DATA LINES:
# # # # #
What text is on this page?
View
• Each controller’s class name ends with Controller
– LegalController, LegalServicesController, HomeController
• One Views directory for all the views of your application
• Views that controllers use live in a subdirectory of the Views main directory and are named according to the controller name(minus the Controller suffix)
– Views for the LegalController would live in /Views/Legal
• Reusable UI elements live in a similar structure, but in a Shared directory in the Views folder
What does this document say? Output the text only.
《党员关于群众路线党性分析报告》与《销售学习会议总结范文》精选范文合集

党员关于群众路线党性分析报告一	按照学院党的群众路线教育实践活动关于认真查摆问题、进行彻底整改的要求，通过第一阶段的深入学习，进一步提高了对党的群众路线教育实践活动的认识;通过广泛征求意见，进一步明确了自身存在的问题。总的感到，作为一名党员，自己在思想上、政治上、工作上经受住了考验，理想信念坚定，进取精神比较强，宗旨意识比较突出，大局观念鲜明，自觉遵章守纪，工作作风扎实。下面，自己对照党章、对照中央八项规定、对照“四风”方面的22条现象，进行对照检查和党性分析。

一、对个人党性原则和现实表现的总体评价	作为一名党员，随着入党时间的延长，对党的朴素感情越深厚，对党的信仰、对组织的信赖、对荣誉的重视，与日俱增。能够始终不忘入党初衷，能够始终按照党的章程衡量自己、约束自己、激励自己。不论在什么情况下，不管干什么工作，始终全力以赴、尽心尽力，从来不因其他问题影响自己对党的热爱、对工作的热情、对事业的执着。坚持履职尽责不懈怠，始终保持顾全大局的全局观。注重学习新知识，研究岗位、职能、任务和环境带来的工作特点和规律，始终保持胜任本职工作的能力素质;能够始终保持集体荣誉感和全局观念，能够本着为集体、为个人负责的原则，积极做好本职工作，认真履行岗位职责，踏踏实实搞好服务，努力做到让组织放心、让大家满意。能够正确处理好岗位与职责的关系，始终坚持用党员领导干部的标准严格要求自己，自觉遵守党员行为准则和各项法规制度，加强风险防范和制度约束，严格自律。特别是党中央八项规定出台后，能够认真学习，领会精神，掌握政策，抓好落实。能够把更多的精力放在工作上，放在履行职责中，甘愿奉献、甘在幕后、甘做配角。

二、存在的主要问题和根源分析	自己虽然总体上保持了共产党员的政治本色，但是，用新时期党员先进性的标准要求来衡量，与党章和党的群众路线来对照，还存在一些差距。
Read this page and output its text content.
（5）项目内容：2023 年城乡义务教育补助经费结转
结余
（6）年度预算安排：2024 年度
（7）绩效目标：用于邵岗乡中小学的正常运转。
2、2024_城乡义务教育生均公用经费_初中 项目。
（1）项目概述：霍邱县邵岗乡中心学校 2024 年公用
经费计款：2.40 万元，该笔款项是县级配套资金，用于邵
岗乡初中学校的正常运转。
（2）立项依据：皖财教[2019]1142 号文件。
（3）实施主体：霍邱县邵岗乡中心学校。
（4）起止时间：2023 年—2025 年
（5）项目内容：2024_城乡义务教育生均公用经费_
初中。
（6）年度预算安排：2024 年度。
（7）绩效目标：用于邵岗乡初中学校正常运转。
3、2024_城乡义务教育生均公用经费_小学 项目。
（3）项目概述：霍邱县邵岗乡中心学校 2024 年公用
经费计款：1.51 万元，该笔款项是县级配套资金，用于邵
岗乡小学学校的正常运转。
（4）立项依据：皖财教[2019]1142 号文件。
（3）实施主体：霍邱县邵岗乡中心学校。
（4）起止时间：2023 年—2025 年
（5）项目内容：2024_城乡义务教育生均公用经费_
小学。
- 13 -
# # # # #
WHAT TO WORK ON:
Retype all of the material, keeping each line exact.

THE SOLUTION:
What text is on this page?
View
• Each controller’s class name ends with Controller
– LegalController, LegalServicesController, HomeController
• One Views directory for all the views of your application
• Views that controllers use live in a subdirectory of the Views main directory and are named according to the controller name(minus the Controller suffix)
– Views for the LegalController would live in /Views/Legal
• Reusable UI elements live in a similar structure, but in a Shared directory in the Views folder
What does this document say? Output the text only.
《党员关于群众路线党性分析报告》与《销售学习会议总结范文》精选范文合集

党员关于群众路线党性分析报告一	按照学院党的群众路线教育实践活动关于认真查摆问题、进行彻底整改的要求，通过第一阶段的深入学习，进一步提高了对党的群众路线教育实践活动的认识;通过广泛征求意见，进一步明确了自身存在的问题。总的感到，作为一名党员，自己在思想上、政治上、工作上经受住了考验，理想信念坚定，进取精神比较强，宗旨意识比较突出，大局观念鲜明，自觉遵章守纪，工作作风扎实。下面，自己对照党章、对照中央八项规定、对照“四风”方面的22条现象，进行对照检查和党性分析。

一、对个人党性原则和现实表现的总体评价	作为一名党员，随着入党时间的延长，对党的朴素感情越深厚，对党的信仰、对组织的信赖、对荣誉的重视，与日俱增。能够始终不忘入党初衷，能够始终按照党的章程衡量自己、约束自己、激励自己。不论在什么情况下，不管干什么工作，始终全力以赴、尽心尽力，从来不因其他问题影响自己对党的热爱、对工作的热情、对事业的执着。坚持履职尽责不懈怠，始终保持顾全大局的全局观。注重学习新知识，研究岗位、职能、任务和环境带来的工作特点和规律，始终保持胜任本职工作的能力素质;能够始终保持集体荣誉感和全局观念，能够本着为集体、为个人负责的原则，积极做好本职工作，认真履行岗位职责，踏踏实实搞好服务，努力做到让组织放心、让大家满意。能够正确处理好岗位与职责的关系，始终坚持用党员领导干部的标准严格要求自己，自觉遵守党员行为准则和各项法规制度，加强风险防范和制度约束，严格自律。特别是党中央八项规定出台后，能够认真学习，领会精神，掌握政策，抓好落实。能够把更多的精力放在工作上，放在履行职责中，甘愿奉献、甘在幕后、甘做配角。

二、存在的主要问题和根源分析	自己虽然总体上保持了共产党员的政治本色，但是，用新时期党员先进性的标准要求来衡量，与党章和党的群众路线来对照，还存在一些差距。
Read this page and output its text content.
（5）项目内容：2023 年城乡义务教育补助经费结转
结余
（6）年度预算安排：2024 年度
（7）绩效目标：用于邵岗乡中小学的正常运转。
2、2024_城乡义务教育生均公用经费_初中 项目。
（1）项目概述：霍邱县邵岗乡中心学校 2024 年公用
经费计款：2.40 万元，该笔款项是县级配套资金，用于邵
岗乡初中学校的正常运转。
（2）立项依据：皖财教[2019]1142 号文件。
（3）实施主体：霍邱县邵岗乡中心学校。
（4）起止时间：2023 年—2025 年
（5）项目内容：2024_城乡义务教育生均公用经费_
初中。
（6）年度预算安排：2024 年度。
（7）绩效目标：用于邵岗乡初中学校正常运转。
3、2024_城乡义务教育生均公用经费_小学 项目。
（3）项目概述：霍邱县邵岗乡中心学校 2024 年公用
经费计款：1.51 万元，该笔款项是县级配套资金，用于邵
岗乡小学学校的正常运转。
（4）立项依据：皖财教[2019]1142 号文件。
（3）实施主体：霍邱县邵岗乡中心学校。
（4）起止时间：2023 年—2025 年
（5）项目内容：2024_城乡义务教育生均公用经费_
小学。
- 13 -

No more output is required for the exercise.